(What you should do):
In the data below, find each line containing the string "less" and return it.

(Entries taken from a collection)
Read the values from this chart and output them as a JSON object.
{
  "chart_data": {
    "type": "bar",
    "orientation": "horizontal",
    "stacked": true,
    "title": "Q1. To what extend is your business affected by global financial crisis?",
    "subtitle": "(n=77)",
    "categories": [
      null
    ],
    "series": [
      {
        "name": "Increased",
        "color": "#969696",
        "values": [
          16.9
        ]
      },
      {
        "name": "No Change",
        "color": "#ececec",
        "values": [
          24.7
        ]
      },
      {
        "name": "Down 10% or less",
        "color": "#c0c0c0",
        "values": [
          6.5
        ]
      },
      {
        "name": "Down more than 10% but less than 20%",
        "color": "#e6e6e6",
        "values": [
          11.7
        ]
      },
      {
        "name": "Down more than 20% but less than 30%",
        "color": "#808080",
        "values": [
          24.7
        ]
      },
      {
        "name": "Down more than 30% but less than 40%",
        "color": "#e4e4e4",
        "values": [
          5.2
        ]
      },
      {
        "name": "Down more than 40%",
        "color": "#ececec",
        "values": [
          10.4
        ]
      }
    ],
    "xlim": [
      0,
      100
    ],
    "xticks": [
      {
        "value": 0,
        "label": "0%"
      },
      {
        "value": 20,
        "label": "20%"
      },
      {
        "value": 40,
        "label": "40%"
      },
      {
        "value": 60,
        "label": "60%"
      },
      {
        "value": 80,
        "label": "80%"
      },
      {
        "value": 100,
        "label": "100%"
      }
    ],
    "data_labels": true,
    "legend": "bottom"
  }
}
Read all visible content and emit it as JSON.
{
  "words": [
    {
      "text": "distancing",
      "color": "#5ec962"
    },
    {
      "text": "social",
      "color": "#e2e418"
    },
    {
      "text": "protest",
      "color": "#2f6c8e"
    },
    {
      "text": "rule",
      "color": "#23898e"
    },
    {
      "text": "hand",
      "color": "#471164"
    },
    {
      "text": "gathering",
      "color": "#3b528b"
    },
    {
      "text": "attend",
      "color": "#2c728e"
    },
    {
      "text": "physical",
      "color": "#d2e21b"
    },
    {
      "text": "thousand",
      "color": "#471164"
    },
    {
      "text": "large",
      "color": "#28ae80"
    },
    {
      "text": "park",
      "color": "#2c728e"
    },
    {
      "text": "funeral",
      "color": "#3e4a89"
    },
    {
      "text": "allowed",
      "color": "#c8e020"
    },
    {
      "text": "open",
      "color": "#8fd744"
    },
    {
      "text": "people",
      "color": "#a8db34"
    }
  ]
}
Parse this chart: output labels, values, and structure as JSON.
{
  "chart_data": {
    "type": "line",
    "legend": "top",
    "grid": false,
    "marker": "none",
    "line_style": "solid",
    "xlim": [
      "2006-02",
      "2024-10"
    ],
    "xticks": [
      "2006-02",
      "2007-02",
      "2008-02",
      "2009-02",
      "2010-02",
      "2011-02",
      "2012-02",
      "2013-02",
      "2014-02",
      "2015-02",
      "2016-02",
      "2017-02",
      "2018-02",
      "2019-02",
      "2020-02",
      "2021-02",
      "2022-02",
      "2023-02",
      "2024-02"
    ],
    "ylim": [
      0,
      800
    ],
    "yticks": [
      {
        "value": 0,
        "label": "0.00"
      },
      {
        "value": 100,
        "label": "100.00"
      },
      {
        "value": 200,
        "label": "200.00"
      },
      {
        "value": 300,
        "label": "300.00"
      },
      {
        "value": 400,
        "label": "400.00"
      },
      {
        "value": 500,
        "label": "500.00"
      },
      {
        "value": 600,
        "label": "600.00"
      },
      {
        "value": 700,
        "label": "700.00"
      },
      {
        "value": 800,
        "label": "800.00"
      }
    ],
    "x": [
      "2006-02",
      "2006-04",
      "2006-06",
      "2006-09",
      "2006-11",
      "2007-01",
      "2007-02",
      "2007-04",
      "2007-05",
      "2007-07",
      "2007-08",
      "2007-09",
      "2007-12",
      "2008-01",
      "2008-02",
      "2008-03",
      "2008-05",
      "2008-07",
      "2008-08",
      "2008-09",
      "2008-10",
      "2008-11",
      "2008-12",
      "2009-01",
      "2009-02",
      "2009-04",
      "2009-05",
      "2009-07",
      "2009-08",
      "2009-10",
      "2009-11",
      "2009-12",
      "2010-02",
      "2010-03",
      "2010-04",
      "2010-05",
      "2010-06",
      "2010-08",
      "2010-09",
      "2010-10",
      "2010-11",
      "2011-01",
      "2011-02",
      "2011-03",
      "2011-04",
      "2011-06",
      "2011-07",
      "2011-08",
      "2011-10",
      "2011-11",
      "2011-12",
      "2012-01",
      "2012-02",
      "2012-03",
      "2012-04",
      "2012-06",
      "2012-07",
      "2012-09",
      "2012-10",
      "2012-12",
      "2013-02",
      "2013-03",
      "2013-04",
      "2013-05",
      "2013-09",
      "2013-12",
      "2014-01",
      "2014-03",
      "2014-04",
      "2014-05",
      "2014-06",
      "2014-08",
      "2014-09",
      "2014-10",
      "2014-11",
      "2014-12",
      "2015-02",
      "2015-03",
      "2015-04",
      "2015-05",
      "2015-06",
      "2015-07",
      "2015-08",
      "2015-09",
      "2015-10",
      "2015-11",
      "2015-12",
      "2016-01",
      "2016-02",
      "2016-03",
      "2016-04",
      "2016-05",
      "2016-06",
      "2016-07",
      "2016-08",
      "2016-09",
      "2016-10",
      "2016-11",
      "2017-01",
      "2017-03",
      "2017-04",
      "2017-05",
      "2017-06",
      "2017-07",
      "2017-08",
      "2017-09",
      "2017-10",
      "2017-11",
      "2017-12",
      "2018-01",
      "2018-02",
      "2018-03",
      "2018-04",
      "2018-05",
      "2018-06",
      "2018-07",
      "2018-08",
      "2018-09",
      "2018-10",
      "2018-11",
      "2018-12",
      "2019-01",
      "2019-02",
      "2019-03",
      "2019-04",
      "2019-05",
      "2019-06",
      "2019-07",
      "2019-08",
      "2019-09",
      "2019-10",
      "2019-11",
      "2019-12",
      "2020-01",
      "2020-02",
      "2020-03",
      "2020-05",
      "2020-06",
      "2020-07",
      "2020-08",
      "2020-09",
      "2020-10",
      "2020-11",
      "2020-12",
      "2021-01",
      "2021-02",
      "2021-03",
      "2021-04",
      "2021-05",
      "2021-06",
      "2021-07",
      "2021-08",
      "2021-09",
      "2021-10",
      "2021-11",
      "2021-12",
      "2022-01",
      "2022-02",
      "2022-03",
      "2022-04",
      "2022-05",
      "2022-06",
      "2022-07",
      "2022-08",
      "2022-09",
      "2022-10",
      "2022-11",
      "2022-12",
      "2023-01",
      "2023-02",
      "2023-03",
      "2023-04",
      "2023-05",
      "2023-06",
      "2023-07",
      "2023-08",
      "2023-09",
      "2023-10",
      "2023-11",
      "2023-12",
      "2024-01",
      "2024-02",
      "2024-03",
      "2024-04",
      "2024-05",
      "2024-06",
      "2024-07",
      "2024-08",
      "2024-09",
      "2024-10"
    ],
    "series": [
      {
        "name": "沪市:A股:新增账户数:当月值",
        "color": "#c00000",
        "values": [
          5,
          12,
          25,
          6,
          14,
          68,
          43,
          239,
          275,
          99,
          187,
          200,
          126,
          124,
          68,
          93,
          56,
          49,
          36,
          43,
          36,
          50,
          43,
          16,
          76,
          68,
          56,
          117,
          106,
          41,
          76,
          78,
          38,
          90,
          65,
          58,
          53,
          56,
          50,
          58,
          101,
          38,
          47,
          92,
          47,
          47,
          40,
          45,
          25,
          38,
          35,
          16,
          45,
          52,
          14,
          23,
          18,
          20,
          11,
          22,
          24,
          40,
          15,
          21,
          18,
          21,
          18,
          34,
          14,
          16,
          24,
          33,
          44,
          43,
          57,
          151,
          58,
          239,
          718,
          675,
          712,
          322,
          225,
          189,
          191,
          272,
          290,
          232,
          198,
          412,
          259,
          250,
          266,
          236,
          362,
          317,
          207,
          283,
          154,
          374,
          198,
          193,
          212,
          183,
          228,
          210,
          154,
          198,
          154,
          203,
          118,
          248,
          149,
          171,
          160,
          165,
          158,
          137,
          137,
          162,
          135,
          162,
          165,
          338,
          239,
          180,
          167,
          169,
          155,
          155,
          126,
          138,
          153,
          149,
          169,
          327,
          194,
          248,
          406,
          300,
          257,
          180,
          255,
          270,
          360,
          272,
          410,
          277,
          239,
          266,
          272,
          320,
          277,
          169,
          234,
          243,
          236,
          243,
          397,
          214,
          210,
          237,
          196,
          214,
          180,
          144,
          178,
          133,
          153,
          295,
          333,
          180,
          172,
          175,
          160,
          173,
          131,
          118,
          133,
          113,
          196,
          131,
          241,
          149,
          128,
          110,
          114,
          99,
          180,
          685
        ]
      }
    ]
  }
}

(Exercise response):
        "name": "Down 10% or less",
        "name": "Down more than 10% but less than 20%",
        "name": "Down more than 20% but less than 30%",
        "name": "Down more than 30% but less than 40%",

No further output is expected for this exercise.